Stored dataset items
* * * * * * *

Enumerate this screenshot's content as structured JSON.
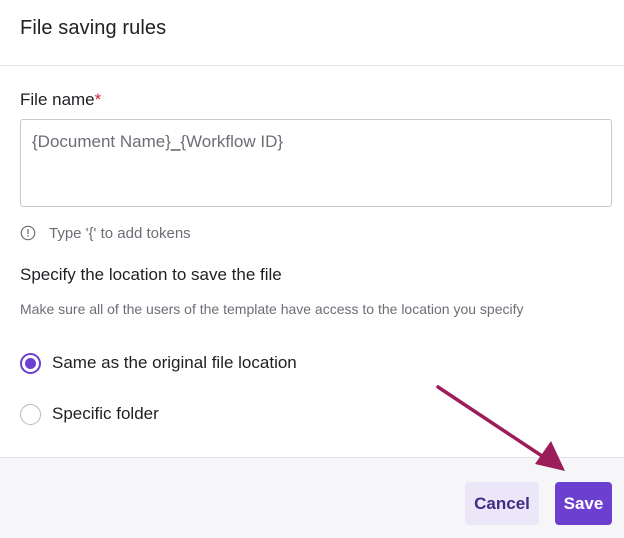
{
  "dialog": {
    "title": "File saving rules"
  },
  "file_name": {
    "label": "File name",
    "required_mark": "*",
    "value_part1": "{Document Name}",
    "value_sep": "_",
    "value_part2": "{Workflow ID}",
    "hint": "Type '{' to add tokens",
    "hint_icon": "info-circle-icon"
  },
  "location": {
    "title": "Specify the location to save the file",
    "description": "Make sure all of the users of the template have access to the location you specify",
    "options": [
      {
        "label": "Same as the original file location",
        "selected": true
      },
      {
        "label": "Specific folder",
        "selected": false
      }
    ]
  },
  "footer": {
    "cancel_label": "Cancel",
    "save_label": "Save"
  },
  "colors": {
    "accent": "#6b3fd0",
    "annotation_arrow": "#9b1d5a",
    "required": "#d21f3c"
  }
}
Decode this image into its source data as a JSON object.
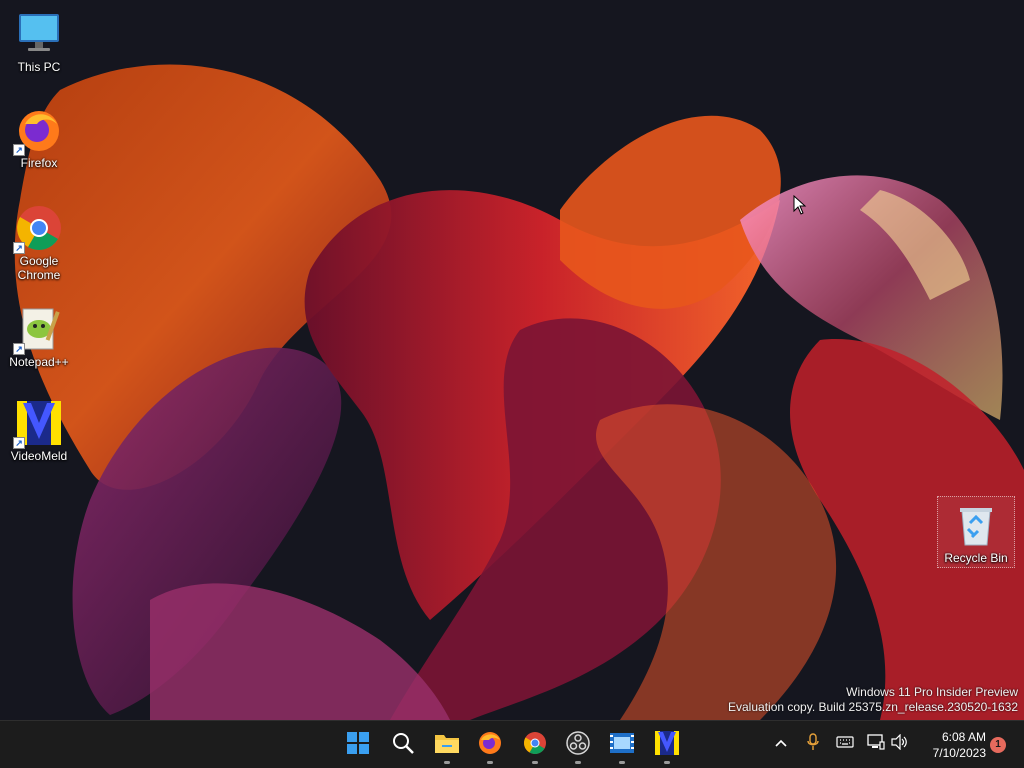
{
  "desktop": {
    "icons": [
      {
        "label": "This PC",
        "icon": "computer-icon"
      },
      {
        "label": "Firefox",
        "icon": "firefox-icon"
      },
      {
        "label": "Google Chrome",
        "icon": "chrome-icon"
      },
      {
        "label": "Notepad++",
        "icon": "notepadpp-icon"
      },
      {
        "label": "VideoMeld",
        "icon": "videomeld-icon"
      },
      {
        "label": "Recycle Bin",
        "icon": "recycle-bin-icon"
      }
    ],
    "watermark": {
      "line1": "Windows 11 Pro Insider Preview",
      "line2": "Evaluation copy. Build 25375.zn_release.230520-1632"
    }
  },
  "taskbar": {
    "apps": [
      {
        "icon": "start-icon",
        "running": false
      },
      {
        "icon": "search-icon",
        "running": false
      },
      {
        "icon": "file-explorer-icon",
        "running": true
      },
      {
        "icon": "firefox-icon",
        "running": true
      },
      {
        "icon": "chrome-icon",
        "running": true
      },
      {
        "icon": "obs-icon",
        "running": true
      },
      {
        "icon": "film-icon",
        "running": true
      },
      {
        "icon": "videomeld-icon",
        "running": true
      }
    ],
    "tray": {
      "icons": [
        "chevron-up-icon",
        "microphone-icon",
        "keyboard-icon",
        "network-icon",
        "volume-icon"
      ],
      "time": "6:08 AM",
      "date": "7/10/2023",
      "notifications": "1"
    }
  },
  "colors": {
    "taskbar_bg": "#1c1c1c",
    "desktop_bg": "#15161f",
    "accent_blue": "#3a9ff0",
    "badge": "#e66a5d"
  }
}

* * * * * * *

▸ **Problem details**:
Make an exact copy of the records above, with the pictures left out.

▸ **Complete answer**:
Enumerate this screenshot's content as structured JSON.
{
  "dialog": {
    "title": "File saving rules"
  },
  "file_name": {
    "label": "File name",
    "required_mark": "*",
    "value_part1": "{Document Name}",
    "value_sep": "_",
    "value_part2": "{Workflow ID}",
    "hint": "Type '{' to add tokens",
    "hint_icon": "info-circle-icon"
  },
  "location": {
    "title": "Specify the location to save the file",
    "description": "Make sure all of the users of the template have access to the location you specify",
    "options": [
      {
        "label": "Same as the original file location",
        "selected": true
      },
      {
        "label": "Specific folder",
        "selected": false
      }
    ]
  },
  "footer": {
    "cancel_label": "Cancel",
    "save_label": "Save"
  },
  "colors": {
    "accent": "#6b3fd0",
    "annotation_arrow": "#9b1d5a",
    "required": "#d21f3c"
  }
}
Decode this image into its source data as a JSON object.
{
  "desktop": {
    "icons": [
      {
        "label": "This PC",
        "icon": "computer-icon"
      },
      {
        "label": "Firefox",
        "icon": "firefox-icon"
      },
      {
        "label": "Google Chrome",
        "icon": "chrome-icon"
      },
      {
        "label": "Notepad++",
        "icon": "notepadpp-icon"
      },
      {
        "label": "VideoMeld",
        "icon": "videomeld-icon"
      },
      {
        "label": "Recycle Bin",
        "icon": "recycle-bin-icon"
      }
    ],
    "watermark": {
      "line1": "Windows 11 Pro Insider Preview",
      "line2": "Evaluation copy. Build 25375.zn_release.230520-1632"
    }
  },
  "taskbar": {
    "apps": [
      {
        "icon": "start-icon",
        "running": false
      },
      {
        "icon": "search-icon",
        "running": false
      },
      {
        "icon": "file-explorer-icon",
        "running": true
      },
      {
        "icon": "firefox-icon",
        "running": true
      },
      {
        "icon": "chrome-icon",
        "running": true
      },
      {
        "icon": "obs-icon",
        "running": true
      },
      {
        "icon": "film-icon",
        "running": true
      },
      {
        "icon": "videomeld-icon",
        "running": true
      }
    ],
    "tray": {
      "icons": [
        "chevron-up-icon",
        "microphone-icon",
        "keyboard-icon",
        "network-icon",
        "volume-icon"
      ],
      "time": "6:08 AM",
      "date": "7/10/2023",
      "notifications": "1"
    }
  },
  "colors": {
    "taskbar_bg": "#1c1c1c",
    "desktop_bg": "#15161f",
    "accent_blue": "#3a9ff0",
    "badge": "#e66a5d"
  }
}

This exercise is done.